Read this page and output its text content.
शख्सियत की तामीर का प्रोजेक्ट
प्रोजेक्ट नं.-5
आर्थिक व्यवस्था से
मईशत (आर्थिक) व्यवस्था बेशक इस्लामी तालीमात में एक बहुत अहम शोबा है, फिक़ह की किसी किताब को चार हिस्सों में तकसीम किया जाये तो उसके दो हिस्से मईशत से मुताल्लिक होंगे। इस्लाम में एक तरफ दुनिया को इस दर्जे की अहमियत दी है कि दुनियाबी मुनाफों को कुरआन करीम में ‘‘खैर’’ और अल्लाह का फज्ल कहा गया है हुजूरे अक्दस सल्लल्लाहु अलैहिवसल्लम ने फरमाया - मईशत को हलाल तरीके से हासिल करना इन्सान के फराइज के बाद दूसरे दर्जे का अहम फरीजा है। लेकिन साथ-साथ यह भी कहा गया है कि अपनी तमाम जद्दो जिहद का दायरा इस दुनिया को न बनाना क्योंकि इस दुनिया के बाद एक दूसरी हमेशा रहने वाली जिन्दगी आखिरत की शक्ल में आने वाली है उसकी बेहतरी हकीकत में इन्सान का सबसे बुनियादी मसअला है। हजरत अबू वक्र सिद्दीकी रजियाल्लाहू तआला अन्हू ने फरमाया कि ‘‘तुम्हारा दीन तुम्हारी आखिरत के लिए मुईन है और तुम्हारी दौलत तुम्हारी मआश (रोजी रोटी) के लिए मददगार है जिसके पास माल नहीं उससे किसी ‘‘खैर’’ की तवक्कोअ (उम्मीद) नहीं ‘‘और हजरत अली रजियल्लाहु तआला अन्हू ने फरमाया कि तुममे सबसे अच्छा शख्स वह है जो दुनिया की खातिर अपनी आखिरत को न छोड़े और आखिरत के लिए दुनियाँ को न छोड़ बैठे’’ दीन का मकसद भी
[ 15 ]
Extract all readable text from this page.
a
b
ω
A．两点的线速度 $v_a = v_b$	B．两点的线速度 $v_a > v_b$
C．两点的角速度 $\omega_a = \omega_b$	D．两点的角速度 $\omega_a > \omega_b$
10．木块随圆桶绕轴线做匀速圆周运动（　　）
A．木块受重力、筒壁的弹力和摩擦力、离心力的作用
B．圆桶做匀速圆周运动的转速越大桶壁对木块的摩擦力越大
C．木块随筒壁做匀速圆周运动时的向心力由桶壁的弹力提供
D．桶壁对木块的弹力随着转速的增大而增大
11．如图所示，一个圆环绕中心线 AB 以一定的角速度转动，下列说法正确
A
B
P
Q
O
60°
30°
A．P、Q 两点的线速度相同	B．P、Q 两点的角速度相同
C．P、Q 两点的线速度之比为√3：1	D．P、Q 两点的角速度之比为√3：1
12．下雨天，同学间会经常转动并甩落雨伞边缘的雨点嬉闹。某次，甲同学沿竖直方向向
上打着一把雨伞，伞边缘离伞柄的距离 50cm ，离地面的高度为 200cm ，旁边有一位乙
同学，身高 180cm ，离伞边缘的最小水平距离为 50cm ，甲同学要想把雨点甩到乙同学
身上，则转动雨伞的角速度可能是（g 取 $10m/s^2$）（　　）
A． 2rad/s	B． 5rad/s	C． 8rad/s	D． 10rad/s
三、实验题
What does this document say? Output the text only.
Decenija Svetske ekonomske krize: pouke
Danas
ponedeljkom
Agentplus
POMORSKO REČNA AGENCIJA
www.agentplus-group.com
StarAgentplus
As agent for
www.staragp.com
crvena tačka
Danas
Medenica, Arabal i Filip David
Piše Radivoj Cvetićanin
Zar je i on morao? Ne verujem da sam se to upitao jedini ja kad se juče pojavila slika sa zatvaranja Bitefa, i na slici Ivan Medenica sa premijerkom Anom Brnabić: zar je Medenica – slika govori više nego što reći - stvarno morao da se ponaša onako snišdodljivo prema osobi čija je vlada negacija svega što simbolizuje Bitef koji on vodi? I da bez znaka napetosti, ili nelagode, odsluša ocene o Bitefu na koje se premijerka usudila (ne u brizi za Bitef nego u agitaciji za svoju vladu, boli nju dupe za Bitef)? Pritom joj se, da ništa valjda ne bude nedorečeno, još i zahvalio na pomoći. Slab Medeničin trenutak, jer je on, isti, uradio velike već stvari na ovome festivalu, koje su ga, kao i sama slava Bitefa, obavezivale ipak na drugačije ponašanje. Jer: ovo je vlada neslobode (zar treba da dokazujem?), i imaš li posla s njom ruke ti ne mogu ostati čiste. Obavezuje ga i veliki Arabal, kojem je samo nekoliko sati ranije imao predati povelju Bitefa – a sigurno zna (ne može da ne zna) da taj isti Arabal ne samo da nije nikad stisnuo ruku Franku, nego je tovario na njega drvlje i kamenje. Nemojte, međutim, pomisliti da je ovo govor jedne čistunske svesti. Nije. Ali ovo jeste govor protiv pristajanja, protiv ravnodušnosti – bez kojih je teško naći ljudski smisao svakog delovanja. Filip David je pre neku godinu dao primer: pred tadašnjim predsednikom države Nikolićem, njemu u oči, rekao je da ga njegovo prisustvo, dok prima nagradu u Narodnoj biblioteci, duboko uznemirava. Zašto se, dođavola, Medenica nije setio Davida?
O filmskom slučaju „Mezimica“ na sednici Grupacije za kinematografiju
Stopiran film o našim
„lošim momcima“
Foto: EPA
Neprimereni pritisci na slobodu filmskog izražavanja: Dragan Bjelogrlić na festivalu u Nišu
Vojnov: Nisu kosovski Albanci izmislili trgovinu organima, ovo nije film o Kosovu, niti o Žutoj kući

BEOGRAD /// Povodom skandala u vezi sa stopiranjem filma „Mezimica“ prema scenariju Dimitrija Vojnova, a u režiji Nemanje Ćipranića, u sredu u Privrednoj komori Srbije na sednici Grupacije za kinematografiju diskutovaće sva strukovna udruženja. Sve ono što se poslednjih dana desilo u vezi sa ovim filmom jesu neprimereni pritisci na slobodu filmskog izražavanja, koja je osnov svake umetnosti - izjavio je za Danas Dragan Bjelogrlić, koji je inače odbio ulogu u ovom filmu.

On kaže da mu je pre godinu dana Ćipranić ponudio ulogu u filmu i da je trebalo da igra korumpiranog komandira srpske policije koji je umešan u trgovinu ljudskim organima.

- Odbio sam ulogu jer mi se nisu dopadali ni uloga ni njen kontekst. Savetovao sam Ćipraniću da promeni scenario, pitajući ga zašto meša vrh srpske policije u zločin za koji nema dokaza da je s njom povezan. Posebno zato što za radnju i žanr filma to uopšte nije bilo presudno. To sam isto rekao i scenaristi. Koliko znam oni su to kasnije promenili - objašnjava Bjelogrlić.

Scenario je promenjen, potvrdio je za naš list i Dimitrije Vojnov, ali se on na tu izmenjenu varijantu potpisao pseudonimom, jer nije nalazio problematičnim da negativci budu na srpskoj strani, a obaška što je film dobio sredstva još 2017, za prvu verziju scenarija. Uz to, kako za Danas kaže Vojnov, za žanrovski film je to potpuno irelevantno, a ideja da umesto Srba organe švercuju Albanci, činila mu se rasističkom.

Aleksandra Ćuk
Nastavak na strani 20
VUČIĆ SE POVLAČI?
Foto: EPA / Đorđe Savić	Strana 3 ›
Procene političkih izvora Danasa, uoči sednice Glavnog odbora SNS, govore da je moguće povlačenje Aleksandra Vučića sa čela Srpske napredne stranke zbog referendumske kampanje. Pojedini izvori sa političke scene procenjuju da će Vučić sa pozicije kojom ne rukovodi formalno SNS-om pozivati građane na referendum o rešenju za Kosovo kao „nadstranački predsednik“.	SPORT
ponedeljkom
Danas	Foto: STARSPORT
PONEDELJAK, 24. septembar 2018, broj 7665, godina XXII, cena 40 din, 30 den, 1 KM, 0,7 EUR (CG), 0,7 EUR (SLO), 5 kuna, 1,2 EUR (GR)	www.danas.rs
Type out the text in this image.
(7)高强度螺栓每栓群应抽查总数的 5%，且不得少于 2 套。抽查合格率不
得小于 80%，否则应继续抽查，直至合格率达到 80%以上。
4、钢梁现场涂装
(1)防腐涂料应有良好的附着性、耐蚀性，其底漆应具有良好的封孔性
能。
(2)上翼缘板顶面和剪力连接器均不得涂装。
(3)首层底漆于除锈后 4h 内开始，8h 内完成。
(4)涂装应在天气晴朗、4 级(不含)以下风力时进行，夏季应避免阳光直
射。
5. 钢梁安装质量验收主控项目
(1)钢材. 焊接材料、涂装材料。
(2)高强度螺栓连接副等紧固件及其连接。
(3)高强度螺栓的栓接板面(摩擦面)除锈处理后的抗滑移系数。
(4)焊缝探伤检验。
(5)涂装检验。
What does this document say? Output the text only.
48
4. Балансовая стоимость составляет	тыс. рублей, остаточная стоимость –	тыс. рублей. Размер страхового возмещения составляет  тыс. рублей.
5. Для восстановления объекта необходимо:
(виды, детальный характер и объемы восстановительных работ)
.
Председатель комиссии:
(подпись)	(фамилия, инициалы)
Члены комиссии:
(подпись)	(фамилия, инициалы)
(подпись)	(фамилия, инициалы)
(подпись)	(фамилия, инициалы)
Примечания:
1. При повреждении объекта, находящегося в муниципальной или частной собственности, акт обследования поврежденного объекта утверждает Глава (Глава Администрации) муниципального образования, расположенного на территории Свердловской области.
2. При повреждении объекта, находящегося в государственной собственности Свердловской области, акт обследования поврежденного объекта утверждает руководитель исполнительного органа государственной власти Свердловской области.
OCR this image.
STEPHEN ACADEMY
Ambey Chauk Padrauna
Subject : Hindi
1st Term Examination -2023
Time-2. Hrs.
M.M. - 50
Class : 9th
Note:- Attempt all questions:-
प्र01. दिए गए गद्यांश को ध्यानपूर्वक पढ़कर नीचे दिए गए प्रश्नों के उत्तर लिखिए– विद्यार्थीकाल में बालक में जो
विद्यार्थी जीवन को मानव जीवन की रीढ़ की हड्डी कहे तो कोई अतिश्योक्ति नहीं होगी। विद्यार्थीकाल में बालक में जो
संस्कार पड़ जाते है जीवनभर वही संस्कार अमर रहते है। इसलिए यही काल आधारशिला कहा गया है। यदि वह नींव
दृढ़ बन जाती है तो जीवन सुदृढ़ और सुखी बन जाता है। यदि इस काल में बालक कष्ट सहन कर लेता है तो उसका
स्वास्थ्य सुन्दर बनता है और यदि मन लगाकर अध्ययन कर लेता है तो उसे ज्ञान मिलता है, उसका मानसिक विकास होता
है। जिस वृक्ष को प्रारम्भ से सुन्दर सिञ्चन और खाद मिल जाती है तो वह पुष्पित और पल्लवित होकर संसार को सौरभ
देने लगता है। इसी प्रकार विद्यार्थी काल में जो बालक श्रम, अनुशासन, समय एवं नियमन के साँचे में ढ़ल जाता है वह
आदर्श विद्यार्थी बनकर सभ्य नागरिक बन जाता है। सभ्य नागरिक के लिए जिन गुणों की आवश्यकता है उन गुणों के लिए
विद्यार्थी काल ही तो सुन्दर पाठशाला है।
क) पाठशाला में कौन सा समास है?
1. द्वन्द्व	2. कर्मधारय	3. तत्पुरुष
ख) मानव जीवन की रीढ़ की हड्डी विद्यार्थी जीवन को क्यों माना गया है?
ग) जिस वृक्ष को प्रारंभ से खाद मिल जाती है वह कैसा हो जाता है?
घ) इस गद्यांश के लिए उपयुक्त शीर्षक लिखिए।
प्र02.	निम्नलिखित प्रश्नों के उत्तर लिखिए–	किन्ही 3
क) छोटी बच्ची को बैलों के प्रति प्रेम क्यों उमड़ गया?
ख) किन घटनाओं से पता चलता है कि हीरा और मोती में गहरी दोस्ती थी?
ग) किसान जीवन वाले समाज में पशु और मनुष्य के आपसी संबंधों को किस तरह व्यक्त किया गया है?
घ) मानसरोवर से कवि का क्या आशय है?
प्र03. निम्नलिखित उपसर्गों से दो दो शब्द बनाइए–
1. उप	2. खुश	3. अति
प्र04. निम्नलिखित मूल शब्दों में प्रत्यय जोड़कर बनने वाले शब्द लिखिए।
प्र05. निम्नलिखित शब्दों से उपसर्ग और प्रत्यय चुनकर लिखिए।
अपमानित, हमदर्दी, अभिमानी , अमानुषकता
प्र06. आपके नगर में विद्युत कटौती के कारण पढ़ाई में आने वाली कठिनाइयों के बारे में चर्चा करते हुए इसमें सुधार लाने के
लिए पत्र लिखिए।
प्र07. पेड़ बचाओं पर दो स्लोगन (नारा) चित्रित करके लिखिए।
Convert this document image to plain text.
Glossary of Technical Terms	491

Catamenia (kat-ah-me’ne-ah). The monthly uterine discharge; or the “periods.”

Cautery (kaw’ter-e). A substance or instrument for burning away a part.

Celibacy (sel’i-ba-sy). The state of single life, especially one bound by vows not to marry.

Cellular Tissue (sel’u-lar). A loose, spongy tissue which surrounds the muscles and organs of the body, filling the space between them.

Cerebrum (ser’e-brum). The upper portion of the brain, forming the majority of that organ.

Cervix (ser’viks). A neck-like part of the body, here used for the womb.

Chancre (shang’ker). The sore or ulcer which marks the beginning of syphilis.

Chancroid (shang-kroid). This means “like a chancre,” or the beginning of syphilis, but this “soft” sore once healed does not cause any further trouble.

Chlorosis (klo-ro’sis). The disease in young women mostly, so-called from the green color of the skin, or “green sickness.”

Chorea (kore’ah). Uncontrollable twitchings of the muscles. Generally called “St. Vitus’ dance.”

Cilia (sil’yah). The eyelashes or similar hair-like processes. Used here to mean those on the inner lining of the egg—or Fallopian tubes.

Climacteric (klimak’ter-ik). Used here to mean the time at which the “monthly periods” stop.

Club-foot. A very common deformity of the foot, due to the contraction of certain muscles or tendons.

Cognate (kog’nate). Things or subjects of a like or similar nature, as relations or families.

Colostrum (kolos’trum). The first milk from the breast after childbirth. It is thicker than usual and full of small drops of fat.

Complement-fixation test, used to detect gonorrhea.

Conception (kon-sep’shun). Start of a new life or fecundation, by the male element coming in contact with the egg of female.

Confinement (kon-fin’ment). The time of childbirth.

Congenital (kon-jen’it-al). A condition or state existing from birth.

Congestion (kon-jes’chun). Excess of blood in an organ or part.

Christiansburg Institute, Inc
****************************************
Instructions to follow: Search the data for the string "обследования" and copy each line where it appears.

Solution to the problem:
1. При повреждении объекта, находящегося в муниципальной или частной собственности, акт обследования поврежденного объекта утверждает Глава (Глава Администрации) муниципального образования, расположенного на территории Свердловской области.
2. При повреждении объекта, находящегося в государственной собственности Свердловской области, акт обследования поврежденного объекта утверждает руководитель исполнительного органа государственной власти Свердловской области.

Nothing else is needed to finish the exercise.